* _Written problem_: Give the number of lines holding the string "morning" and nothing more.

(Data items)
※
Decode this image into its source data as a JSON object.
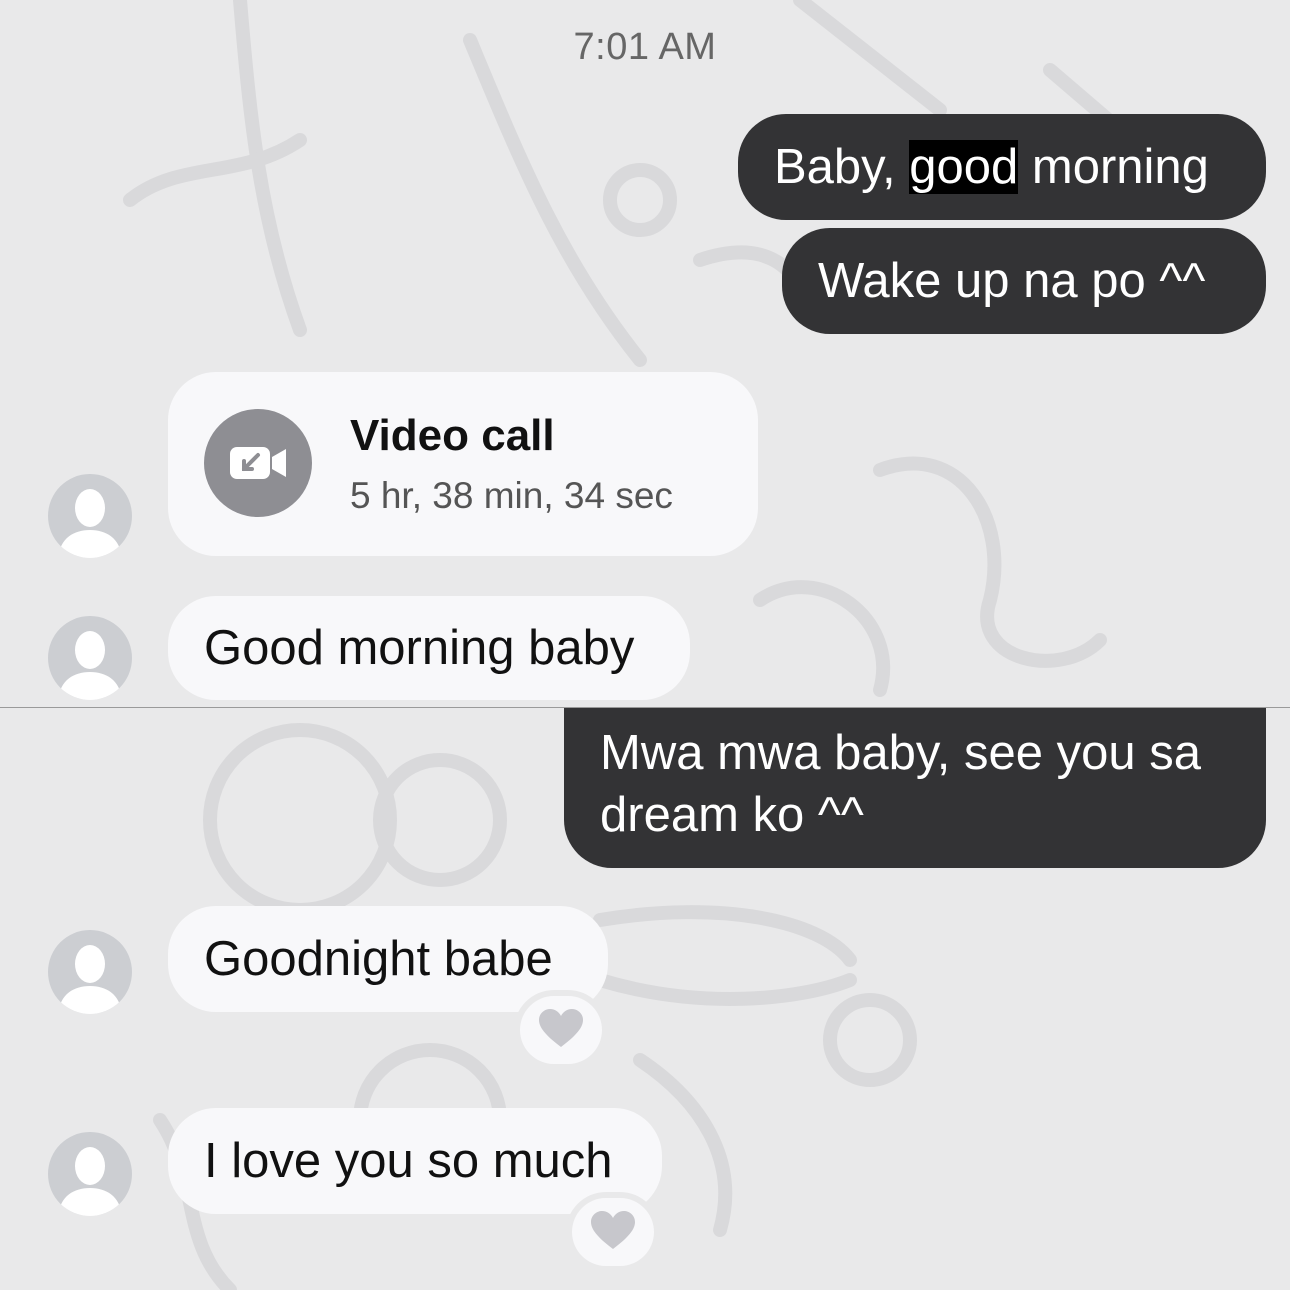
{
  "thread": {
    "timestamp": "7:01 AM",
    "messages": [
      {
        "side": "outgoing",
        "pre": "Baby, ",
        "highlight": "good",
        "post": " morning"
      },
      {
        "side": "outgoing",
        "text": "Wake up na po ^^"
      },
      {
        "side": "incoming",
        "type": "video-call",
        "title": "Video call",
        "duration": "5 hr, 38 min, 34 sec"
      },
      {
        "side": "incoming",
        "text": "Good morning baby"
      },
      {
        "side": "outgoing",
        "line1": "Mwa mwa baby, see you sa",
        "line2": "dream ko ^^"
      },
      {
        "side": "incoming",
        "text": "Goodnight babe",
        "reaction": "heart"
      },
      {
        "side": "incoming",
        "text": "I love you so much",
        "reaction": "heart"
      }
    ]
  },
  "colors": {
    "background": "#e9e9ea",
    "outgoing_bubble": "#333335",
    "incoming_bubble": "#f8f8fa",
    "call_icon_bg": "#8e8e93",
    "avatar": "#ccced2"
  },
  "icons": {
    "call": "video-camera-icon",
    "avatar": "person-silhouette-icon",
    "reaction": "heart-icon"
  }
}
※
* _Complete output_: 2